:: Dataset records ::
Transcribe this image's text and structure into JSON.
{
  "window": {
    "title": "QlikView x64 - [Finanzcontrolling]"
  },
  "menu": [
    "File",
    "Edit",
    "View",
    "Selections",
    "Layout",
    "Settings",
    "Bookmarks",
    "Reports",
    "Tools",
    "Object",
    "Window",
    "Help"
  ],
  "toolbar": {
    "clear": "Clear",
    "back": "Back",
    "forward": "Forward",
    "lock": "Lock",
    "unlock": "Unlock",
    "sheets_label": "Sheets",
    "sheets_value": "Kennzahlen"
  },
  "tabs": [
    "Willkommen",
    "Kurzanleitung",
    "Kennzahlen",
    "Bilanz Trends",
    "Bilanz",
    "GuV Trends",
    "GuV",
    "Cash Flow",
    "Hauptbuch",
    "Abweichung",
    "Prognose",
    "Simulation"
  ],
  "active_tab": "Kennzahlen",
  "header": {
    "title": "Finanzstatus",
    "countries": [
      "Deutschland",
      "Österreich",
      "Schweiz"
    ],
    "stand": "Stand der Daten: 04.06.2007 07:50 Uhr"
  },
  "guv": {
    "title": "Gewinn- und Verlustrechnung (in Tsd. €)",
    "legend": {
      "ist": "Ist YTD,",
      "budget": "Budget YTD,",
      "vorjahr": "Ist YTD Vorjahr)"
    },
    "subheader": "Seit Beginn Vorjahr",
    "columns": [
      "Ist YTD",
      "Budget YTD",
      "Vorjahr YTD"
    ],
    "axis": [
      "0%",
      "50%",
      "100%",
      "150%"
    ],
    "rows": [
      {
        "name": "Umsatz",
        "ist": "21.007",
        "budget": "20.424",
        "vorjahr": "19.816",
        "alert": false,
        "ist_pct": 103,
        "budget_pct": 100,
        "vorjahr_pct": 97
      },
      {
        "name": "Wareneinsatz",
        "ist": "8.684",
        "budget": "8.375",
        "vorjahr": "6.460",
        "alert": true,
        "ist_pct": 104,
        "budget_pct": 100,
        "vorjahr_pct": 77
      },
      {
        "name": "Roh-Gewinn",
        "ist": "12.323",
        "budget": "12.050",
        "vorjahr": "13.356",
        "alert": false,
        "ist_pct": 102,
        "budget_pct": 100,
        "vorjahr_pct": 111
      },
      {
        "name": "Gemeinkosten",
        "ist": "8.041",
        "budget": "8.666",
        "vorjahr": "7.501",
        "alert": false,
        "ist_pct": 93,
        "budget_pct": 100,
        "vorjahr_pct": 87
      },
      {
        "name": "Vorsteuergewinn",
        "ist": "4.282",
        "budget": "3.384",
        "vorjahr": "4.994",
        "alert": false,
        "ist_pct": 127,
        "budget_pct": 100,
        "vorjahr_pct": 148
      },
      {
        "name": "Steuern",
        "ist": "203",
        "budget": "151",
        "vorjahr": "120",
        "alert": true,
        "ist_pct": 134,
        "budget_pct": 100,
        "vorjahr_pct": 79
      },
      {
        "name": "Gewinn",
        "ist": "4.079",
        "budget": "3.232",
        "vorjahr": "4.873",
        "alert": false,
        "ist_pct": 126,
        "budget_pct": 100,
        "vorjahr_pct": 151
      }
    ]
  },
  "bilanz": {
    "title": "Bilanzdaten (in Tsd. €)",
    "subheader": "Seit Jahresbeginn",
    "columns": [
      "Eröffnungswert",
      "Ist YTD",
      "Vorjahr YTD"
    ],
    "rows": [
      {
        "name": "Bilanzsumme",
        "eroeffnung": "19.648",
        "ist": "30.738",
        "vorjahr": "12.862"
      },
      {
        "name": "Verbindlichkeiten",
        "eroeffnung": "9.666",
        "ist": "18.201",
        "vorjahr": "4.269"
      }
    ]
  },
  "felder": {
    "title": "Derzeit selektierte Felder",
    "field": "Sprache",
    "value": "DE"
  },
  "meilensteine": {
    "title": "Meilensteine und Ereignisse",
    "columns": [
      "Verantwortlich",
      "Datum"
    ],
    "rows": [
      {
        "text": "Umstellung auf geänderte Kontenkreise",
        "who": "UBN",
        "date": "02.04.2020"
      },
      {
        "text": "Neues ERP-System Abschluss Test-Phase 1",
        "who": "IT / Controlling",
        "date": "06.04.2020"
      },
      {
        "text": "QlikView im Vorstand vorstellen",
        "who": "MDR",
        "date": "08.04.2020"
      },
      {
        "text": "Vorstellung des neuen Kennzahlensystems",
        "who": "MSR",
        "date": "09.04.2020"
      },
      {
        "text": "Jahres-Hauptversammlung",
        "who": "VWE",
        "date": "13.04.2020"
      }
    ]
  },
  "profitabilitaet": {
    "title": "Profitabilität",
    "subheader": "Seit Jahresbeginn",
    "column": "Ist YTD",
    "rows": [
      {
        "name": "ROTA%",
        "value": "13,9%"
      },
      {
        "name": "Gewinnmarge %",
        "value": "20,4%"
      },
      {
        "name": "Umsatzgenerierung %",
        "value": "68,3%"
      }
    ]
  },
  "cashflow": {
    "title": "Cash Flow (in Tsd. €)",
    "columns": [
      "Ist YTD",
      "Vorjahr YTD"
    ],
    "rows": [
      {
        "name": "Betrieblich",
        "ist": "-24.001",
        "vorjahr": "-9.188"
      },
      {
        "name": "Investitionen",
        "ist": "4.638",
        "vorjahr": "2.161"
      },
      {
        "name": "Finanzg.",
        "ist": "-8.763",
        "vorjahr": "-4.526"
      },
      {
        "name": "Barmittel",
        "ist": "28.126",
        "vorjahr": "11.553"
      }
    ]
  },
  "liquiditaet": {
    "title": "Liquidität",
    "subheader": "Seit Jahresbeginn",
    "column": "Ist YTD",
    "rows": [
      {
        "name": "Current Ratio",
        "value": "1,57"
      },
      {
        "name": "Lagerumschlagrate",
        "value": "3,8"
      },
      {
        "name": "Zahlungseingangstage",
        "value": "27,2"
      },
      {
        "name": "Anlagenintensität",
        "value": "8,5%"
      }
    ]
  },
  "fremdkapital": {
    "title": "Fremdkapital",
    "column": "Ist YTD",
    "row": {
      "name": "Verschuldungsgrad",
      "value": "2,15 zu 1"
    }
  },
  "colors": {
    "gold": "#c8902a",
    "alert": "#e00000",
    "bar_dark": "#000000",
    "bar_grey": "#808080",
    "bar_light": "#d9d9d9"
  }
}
:::
What this task involves - Repeat all the entries exactly as given.

Written response -
Transcribe this image's text and structure into JSON.
{
  "window": {
    "title": "QlikView x64 - [Finanzcontrolling]"
  },
  "menu": [
    "File",
    "Edit",
    "View",
    "Selections",
    "Layout",
    "Settings",
    "Bookmarks",
    "Reports",
    "Tools",
    "Object",
    "Window",
    "Help"
  ],
  "toolbar": {
    "clear": "Clear",
    "back": "Back",
    "forward": "Forward",
    "lock": "Lock",
    "unlock": "Unlock",
    "sheets_label": "Sheets",
    "sheets_value": "Kennzahlen"
  },
  "tabs": [
    "Willkommen",
    "Kurzanleitung",
    "Kennzahlen",
    "Bilanz Trends",
    "Bilanz",
    "GuV Trends",
    "GuV",
    "Cash Flow",
    "Hauptbuch",
    "Abweichung",
    "Prognose",
    "Simulation"
  ],
  "active_tab": "Kennzahlen",
  "header": {
    "title": "Finanzstatus",
    "countries": [
      "Deutschland",
      "Österreich",
      "Schweiz"
    ],
    "stand": "Stand der Daten: 04.06.2007 07:50 Uhr"
  },
  "guv": {
    "title": "Gewinn- und Verlustrechnung (in Tsd. €)",
    "legend": {
      "ist": "Ist YTD,",
      "budget": "Budget YTD,",
      "vorjahr": "Ist YTD Vorjahr)"
    },
    "subheader": "Seit Beginn Vorjahr",
    "columns": [
      "Ist YTD",
      "Budget YTD",
      "Vorjahr YTD"
    ],
    "axis": [
      "0%",
      "50%",
      "100%",
      "150%"
    ],
    "rows": [
      {
        "name": "Umsatz",
        "ist": "21.007",
        "budget": "20.424",
        "vorjahr": "19.816",
        "alert": false,
        "ist_pct": 103,
        "budget_pct": 100,
        "vorjahr_pct": 97
      },
      {
        "name": "Wareneinsatz",
        "ist": "8.684",
        "budget": "8.375",
        "vorjahr": "6.460",
        "alert": true,
        "ist_pct": 104,
        "budget_pct": 100,
        "vorjahr_pct": 77
      },
      {
        "name": "Roh-Gewinn",
        "ist": "12.323",
        "budget": "12.050",
        "vorjahr": "13.356",
        "alert": false,
        "ist_pct": 102,
        "budget_pct": 100,
        "vorjahr_pct": 111
      },
      {
        "name": "Gemeinkosten",
        "ist": "8.041",
        "budget": "8.666",
        "vorjahr": "7.501",
        "alert": false,
        "ist_pct": 93,
        "budget_pct": 100,
        "vorjahr_pct": 87
      },
      {
        "name": "Vorsteuergewinn",
        "ist": "4.282",
        "budget": "3.384",
        "vorjahr": "4.994",
        "alert": false,
        "ist_pct": 127,
        "budget_pct": 100,
        "vorjahr_pct": 148
      },
      {
        "name": "Steuern",
        "ist": "203",
        "budget": "151",
        "vorjahr": "120",
        "alert": true,
        "ist_pct": 134,
        "budget_pct": 100,
        "vorjahr_pct": 79
      },
      {
        "name": "Gewinn",
        "ist": "4.079",
        "budget": "3.232",
        "vorjahr": "4.873",
        "alert": false,
        "ist_pct": 126,
        "budget_pct": 100,
        "vorjahr_pct": 151
      }
    ]
  },
  "bilanz": {
    "title": "Bilanzdaten (in Tsd. €)",
    "subheader": "Seit Jahresbeginn",
    "columns": [
      "Eröffnungswert",
      "Ist YTD",
      "Vorjahr YTD"
    ],
    "rows": [
      {
        "name": "Bilanzsumme",
        "eroeffnung": "19.648",
        "ist": "30.738",
        "vorjahr": "12.862"
      },
      {
        "name": "Verbindlichkeiten",
        "eroeffnung": "9.666",
        "ist": "18.201",
        "vorjahr": "4.269"
      }
    ]
  },
  "felder": {
    "title": "Derzeit selektierte Felder",
    "field": "Sprache",
    "value": "DE"
  },
  "meilensteine": {
    "title": "Meilensteine und Ereignisse",
    "columns": [
      "Verantwortlich",
      "Datum"
    ],
    "rows": [
      {
        "text": "Umstellung auf geänderte Kontenkreise",
        "who": "UBN",
        "date": "02.04.2020"
      },
      {
        "text": "Neues ERP-System Abschluss Test-Phase 1",
        "who": "IT / Controlling",
        "date": "06.04.2020"
      },
      {
        "text": "QlikView im Vorstand vorstellen",
        "who": "MDR",
        "date": "08.04.2020"
      },
      {
        "text": "Vorstellung des neuen Kennzahlensystems",
        "who": "MSR",
        "date": "09.04.2020"
      },
      {
        "text": "Jahres-Hauptversammlung",
        "who": "VWE",
        "date": "13.04.2020"
      }
    ]
  },
  "profitabilitaet": {
    "title": "Profitabilität",
    "subheader": "Seit Jahresbeginn",
    "column": "Ist YTD",
    "rows": [
      {
        "name": "ROTA%",
        "value": "13,9%"
      },
      {
        "name": "Gewinnmarge %",
        "value": "20,4%"
      },
      {
        "name": "Umsatzgenerierung %",
        "value": "68,3%"
      }
    ]
  },
  "cashflow": {
    "title": "Cash Flow (in Tsd. €)",
    "columns": [
      "Ist YTD",
      "Vorjahr YTD"
    ],
    "rows": [
      {
        "name": "Betrieblich",
        "ist": "-24.001",
        "vorjahr": "-9.188"
      },
      {
        "name": "Investitionen",
        "ist": "4.638",
        "vorjahr": "2.161"
      },
      {
        "name": "Finanzg.",
        "ist": "-8.763",
        "vorjahr": "-4.526"
      },
      {
        "name": "Barmittel",
        "ist": "28.126",
        "vorjahr": "11.553"
      }
    ]
  },
  "liquiditaet": {
    "title": "Liquidität",
    "subheader": "Seit Jahresbeginn",
    "column": "Ist YTD",
    "rows": [
      {
        "name": "Current Ratio",
        "value": "1,57"
      },
      {
        "name": "Lagerumschlagrate",
        "value": "3,8"
      },
      {
        "name": "Zahlungseingangstage",
        "value": "27,2"
      },
      {
        "name": "Anlagenintensität",
        "value": "8,5%"
      }
    ]
  },
  "fremdkapital": {
    "title": "Fremdkapital",
    "column": "Ist YTD",
    "row": {
      "name": "Verschuldungsgrad",
      "value": "2,15 zu 1"
    }
  },
  "colors": {
    "gold": "#c8902a",
    "alert": "#e00000",
    "bar_dark": "#000000",
    "bar_grey": "#808080",
    "bar_light": "#d9d9d9"
  }
}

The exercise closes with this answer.